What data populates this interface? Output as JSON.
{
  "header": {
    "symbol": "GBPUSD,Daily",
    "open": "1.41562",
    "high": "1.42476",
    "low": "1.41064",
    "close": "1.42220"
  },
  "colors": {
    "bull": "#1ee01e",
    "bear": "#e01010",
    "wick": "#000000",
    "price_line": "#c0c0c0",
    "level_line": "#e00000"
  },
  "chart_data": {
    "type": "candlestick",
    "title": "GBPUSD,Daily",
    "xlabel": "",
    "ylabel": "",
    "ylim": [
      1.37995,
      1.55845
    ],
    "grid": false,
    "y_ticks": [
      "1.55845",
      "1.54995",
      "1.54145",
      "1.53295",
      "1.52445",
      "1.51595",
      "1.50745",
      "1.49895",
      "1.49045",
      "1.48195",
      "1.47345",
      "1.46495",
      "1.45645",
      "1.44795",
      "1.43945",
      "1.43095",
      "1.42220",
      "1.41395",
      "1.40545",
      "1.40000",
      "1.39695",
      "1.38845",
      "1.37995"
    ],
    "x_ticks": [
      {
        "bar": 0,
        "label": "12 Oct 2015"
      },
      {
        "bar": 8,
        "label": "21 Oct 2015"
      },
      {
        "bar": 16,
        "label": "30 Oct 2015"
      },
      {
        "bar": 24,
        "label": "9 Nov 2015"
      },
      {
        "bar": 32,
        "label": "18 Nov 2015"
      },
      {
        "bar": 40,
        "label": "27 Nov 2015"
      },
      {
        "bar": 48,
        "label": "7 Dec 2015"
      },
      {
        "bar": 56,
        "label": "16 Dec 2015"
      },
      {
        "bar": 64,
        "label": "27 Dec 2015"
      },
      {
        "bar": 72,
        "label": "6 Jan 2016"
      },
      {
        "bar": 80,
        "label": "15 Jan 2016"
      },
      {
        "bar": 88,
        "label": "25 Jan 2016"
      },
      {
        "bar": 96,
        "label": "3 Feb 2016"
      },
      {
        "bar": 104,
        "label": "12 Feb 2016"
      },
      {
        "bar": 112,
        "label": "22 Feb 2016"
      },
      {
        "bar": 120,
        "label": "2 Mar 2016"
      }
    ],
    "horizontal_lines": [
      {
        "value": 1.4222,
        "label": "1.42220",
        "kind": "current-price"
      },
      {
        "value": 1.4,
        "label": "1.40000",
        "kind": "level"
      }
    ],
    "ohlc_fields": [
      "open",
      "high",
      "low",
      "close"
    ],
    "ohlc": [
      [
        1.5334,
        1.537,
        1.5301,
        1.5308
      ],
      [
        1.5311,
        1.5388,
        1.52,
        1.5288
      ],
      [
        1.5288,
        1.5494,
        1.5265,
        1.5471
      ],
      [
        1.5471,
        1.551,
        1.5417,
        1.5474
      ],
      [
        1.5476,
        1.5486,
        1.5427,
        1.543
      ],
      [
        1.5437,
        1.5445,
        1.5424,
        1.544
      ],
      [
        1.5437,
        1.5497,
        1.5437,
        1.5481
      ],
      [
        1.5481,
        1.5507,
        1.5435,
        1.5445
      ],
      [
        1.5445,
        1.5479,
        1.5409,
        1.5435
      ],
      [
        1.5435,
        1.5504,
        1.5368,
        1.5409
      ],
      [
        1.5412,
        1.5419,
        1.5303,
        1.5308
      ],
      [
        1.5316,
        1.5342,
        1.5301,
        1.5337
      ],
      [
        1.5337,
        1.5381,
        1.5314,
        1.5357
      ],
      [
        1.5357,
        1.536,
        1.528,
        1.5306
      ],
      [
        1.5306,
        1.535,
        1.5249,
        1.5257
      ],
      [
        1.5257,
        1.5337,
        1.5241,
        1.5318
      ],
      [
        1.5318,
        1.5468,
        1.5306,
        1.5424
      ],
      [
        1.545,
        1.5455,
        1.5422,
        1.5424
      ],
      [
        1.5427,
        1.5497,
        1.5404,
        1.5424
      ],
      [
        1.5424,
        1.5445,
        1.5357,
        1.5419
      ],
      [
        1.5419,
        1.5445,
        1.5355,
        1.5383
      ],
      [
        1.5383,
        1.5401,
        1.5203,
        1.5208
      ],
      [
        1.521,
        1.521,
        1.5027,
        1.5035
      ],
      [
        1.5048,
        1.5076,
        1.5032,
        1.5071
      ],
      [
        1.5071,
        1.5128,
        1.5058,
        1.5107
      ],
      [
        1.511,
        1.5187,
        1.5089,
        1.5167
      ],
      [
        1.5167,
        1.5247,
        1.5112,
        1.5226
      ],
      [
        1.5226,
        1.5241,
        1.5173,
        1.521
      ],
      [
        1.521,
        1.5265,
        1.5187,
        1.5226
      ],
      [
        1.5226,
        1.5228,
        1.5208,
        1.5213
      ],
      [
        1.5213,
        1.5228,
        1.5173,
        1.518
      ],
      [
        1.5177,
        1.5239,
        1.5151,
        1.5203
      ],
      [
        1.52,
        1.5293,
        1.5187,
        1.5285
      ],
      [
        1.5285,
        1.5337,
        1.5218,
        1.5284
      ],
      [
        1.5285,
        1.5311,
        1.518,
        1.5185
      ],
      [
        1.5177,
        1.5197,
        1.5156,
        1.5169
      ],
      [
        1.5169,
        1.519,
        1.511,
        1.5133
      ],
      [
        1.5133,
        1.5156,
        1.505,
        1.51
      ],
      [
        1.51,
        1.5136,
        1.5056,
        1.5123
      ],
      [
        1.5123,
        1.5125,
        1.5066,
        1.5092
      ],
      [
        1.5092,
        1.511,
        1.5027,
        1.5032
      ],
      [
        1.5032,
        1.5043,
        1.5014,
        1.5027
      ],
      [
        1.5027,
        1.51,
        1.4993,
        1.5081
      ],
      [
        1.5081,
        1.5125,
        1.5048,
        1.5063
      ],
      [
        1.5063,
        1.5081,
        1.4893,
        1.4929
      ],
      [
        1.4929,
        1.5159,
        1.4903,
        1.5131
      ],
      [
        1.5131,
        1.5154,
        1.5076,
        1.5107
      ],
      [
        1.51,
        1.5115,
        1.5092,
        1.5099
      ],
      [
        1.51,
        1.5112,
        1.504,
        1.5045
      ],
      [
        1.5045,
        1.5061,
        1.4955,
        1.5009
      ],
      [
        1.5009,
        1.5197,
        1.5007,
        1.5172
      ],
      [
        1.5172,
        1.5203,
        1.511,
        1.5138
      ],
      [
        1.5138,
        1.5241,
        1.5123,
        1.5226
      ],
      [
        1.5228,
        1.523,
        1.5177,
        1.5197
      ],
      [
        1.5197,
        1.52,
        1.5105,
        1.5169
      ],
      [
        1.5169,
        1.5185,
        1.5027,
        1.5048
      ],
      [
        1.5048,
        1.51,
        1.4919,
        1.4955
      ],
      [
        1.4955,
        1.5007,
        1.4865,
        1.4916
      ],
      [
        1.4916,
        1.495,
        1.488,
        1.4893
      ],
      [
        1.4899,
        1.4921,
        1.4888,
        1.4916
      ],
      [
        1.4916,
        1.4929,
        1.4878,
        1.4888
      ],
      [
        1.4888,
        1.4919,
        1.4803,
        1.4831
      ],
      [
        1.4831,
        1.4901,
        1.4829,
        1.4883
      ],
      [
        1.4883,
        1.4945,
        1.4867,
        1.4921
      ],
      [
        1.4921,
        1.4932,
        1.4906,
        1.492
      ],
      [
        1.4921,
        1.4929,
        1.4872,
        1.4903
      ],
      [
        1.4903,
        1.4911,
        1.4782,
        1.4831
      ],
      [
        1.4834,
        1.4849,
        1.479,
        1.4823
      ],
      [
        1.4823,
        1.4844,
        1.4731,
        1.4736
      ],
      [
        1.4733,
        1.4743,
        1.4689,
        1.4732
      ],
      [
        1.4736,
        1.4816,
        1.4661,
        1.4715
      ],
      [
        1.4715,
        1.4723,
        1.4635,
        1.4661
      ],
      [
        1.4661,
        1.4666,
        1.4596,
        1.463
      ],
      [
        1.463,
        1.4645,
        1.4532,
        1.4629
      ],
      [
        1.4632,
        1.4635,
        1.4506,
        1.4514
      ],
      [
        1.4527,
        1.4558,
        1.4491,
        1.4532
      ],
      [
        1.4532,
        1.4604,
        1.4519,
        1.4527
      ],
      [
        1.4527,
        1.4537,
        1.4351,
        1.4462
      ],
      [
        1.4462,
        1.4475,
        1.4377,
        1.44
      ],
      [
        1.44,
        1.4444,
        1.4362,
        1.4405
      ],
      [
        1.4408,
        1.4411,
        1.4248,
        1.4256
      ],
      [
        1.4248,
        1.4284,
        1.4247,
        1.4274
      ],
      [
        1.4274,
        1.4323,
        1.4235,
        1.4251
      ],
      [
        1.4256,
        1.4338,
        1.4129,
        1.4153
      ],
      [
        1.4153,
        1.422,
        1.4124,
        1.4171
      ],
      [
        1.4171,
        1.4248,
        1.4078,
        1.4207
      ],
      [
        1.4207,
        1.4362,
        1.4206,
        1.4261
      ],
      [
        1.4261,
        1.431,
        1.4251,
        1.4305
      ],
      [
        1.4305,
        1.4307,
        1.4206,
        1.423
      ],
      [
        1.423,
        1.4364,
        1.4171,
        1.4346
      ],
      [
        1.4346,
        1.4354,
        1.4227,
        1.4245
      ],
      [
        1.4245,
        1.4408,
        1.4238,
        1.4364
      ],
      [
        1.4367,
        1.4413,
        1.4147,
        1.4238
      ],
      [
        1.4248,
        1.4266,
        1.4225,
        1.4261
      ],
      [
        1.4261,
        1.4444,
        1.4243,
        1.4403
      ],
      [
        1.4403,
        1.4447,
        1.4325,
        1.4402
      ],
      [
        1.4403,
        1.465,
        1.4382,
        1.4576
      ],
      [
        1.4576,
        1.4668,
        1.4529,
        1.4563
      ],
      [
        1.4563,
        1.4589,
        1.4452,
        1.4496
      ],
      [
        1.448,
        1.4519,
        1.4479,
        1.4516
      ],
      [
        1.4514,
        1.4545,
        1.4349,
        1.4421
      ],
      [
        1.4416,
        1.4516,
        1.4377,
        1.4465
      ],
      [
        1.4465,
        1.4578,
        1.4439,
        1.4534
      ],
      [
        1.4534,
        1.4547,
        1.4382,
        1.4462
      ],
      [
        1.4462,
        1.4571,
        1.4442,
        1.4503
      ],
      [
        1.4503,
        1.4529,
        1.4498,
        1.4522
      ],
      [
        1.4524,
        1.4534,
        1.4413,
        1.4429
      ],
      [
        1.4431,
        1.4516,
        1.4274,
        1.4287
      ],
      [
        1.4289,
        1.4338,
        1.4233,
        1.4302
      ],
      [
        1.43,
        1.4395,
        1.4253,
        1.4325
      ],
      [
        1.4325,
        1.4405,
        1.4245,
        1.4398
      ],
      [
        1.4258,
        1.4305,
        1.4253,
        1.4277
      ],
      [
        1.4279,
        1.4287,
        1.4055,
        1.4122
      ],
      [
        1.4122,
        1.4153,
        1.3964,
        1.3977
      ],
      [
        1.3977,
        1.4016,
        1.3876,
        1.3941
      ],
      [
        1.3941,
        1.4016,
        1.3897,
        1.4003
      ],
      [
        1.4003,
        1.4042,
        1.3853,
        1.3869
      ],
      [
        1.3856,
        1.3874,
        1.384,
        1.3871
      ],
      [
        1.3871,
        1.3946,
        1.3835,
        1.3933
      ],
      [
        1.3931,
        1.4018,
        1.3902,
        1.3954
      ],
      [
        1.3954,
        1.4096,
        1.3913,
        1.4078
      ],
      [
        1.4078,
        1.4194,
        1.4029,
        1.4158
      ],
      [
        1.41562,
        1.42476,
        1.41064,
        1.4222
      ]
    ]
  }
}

- - - - - - -

Written task: Scan the material above. Copy each line where "GBPUSD" occurs.

Reply:
    "symbol": "GBPUSD,Daily",
    "title": "GBPUSD,Daily",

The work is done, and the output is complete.